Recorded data

____

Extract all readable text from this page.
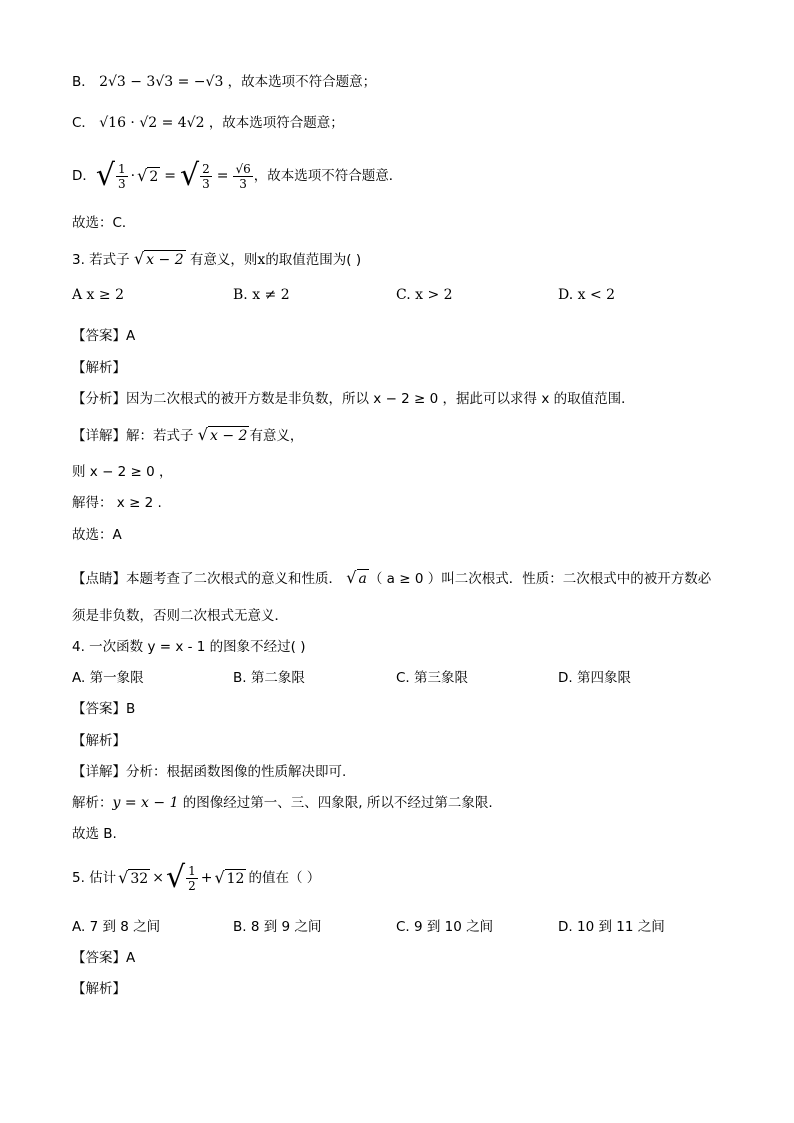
B． 2√3 − 3√3 = −√3 ，故本选项不符合题意；
C． √16 · √2 = 4√2 ，故本选项符合题意；
D． √ $\frac{1}{3}$ · √ 2 = √ $\frac{2}{3} = \frac{√6}{3}$ ，故本选项不符合题意．
故选：C．
3. 若式子 √ x − 2 有意义，则x的取值范围为( )
A x ≥ 2	B. x ≠ 2	C. x > 2	D. x < 2
【答案】A
【解析】
【分析】因为二次根式的被开方数是非负数，所以 x − 2 ≥ 0 ，据此可以求得 x 的取值范围．
【详解】解：若式子 √ x − 2 有意义，
则 x − 2 ≥ 0 ，
解得： x ≥ 2 .
故选：A
【点睛】本题考查了二次根式的意义和性质． √ a （ a ≥ 0 ）叫二次根式．性质：二次根式中的被开方数必
须是非负数，否则二次根式无意义．
4. 一次函数 y = x - 1 的图象不经过( )
A. 第一象限	B. 第二象限	C. 第三象限	D. 第四象限
【答案】B
【解析】
【详解】分析：根据函数图像的性质解决即可.
解析：y = x − 1 的图像经过第一、三、四象限, 所以不经过第二象限.
故选 B.
5. 估计 √ 32 × √ $\frac{1}{2}$ + √ 12 的值在（ ）
A. 7 到 8 之间	B. 8 到 9 之间	C. 9 到 10 之间	D. 10 到 11 之间
【答案】A
【解析】
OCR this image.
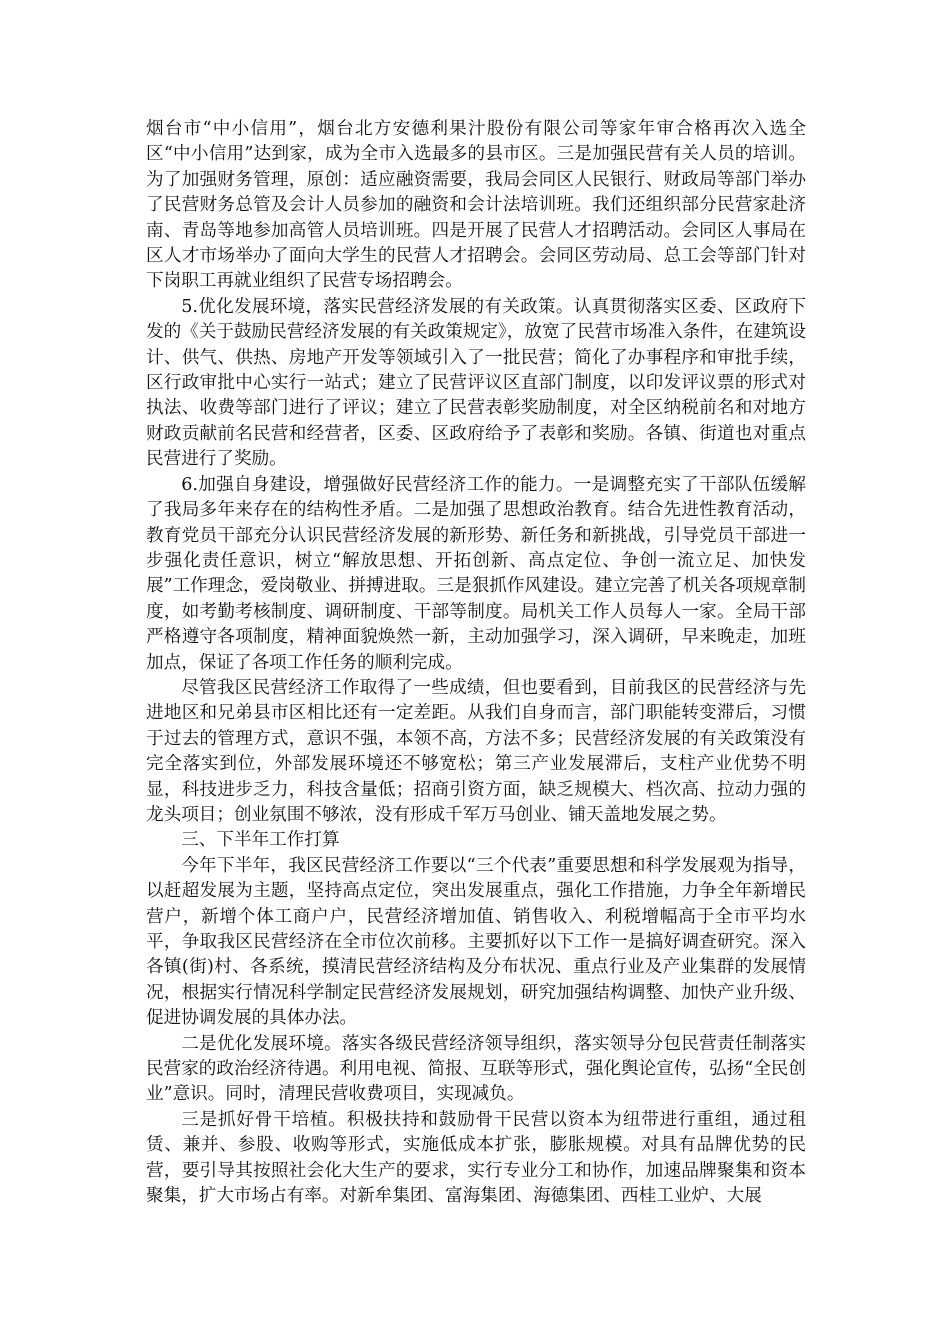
烟台市“中小信用”，烟台北方安德利果汁股份有限公司等家年审合格再次入选全区“中小信用”达到家，成为全市入选最多的县市区。三是加强民营有关人员的培训。为了加强财务管理，原创：适应融资需要，我局会同区人民银行、财政局等部门举办了民营财务总管及会计人员参加的融资和会计法培训班。我们还组织部分民营家赴济南、青岛等地参加高管人员培训班。四是开展了民营人才招聘活动。会同区人事局在区人才市场举办了面向大学生的民营人才招聘会。会同区劳动局、总工会等部门针对下岗职工再就业组织了民营专场招聘会。

5.优化发展环境，落实民营经济发展的有关政策。认真贯彻落实区委、区政府下发的《关于鼓励民营经济发展的有关政策规定》，放宽了民营市场准入条件，在建筑设计、供气、供热、房地产开发等领域引入了一批民营；简化了办事程序和审批手续，区行政审批中心实行一站式；建立了民营评议区直部门制度，以印发评议票的形式对执法、收费等部门进行了评议；建立了民营表彰奖励制度，对全区纳税前名和对地方财政贡献前名民营和经营者，区委、区政府给予了表彰和奖励。各镇、街道也对重点民营进行了奖励。

6.加强自身建设，增强做好民营经济工作的能力。一是调整充实了干部队伍缓解了我局多年来存在的结构性矛盾。二是加强了思想政治教育。结合先进性教育活动，教育党员干部充分认识民营经济发展的新形势、新任务和新挑战，引导党员干部进一步强化责任意识，树立“解放思想、开拓创新、高点定位、争创一流立足、加快发展”工作理念，爱岗敬业、拼搏进取。三是狠抓作风建设。建立完善了机关各项规章制度，如考勤考核制度、调研制度、干部等制度。局机关工作人员每人一家。全局干部严格遵守各项制度，精神面貌焕然一新，主动加强学习，深入调研，早来晚走，加班加点，保证了各项工作任务的顺利完成。

尽管我区民营经济工作取得了一些成绩，但也要看到，目前我区的民营经济与先进地区和兄弟县市区相比还有一定差距。从我们自身而言，部门职能转变滞后，习惯于过去的管理方式，意识不强，本领不高，方法不多；民营经济发展的有关政策没有完全落实到位，外部发展环境还不够宽松；第三产业发展滞后，支柱产业优势不明显，科技进步乏力，科技含量低；招商引资方面，缺乏规模大、档次高、拉动力强的龙头项目；创业氛围不够浓，没有形成千军万马创业、铺天盖地发展之势。

三、下半年工作打算

今年下半年，我区民营经济工作要以“三个代表”重要思想和科学发展观为指导，以赶超发展为主题，坚持高点定位，突出发展重点，强化工作措施，力争全年新增民营户，新增个体工商户户，民营经济增加值、销售收入、利税增幅高于全市平均水平，争取我区民营经济在全市位次前移。主要抓好以下工作一是搞好调查研究。深入各镇(街)村、各系统，摸清民营经济结构及分布状况、重点行业及产业集群的发展情况，根据实行情况科学制定民营经济发展规划，研究加强结构调整、加快产业升级、促进协调发展的具体办法。

二是优化发展环境。落实各级民营经济领导组织，落实领导分包民营责任制落实民营家的政治经济待遇。利用电视、简报、互联等形式，强化舆论宣传，弘扬“全民创业”意识。同时，清理民营收费项目，实现减负。

三是抓好骨干培植。积极扶持和鼓励骨干民营以资本为纽带进行重组，通过租赁、兼并、参股、收购等形式，实施低成本扩张，膨胀规模。对具有品牌优势的民营，要引导其按照社会化大生产的要求，实行专业分工和协作，加速品牌聚集和资本聚集，扩大市场占有率。对新牟集团、富海集团、海德集团、西桂工业炉、大展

____

▶ EXERCISE TASK
Count every line in the entries above where the word "故本选项不符合题意" appears; respond with the number alone.

▶ SOLUTION TO THE EXERCISE
2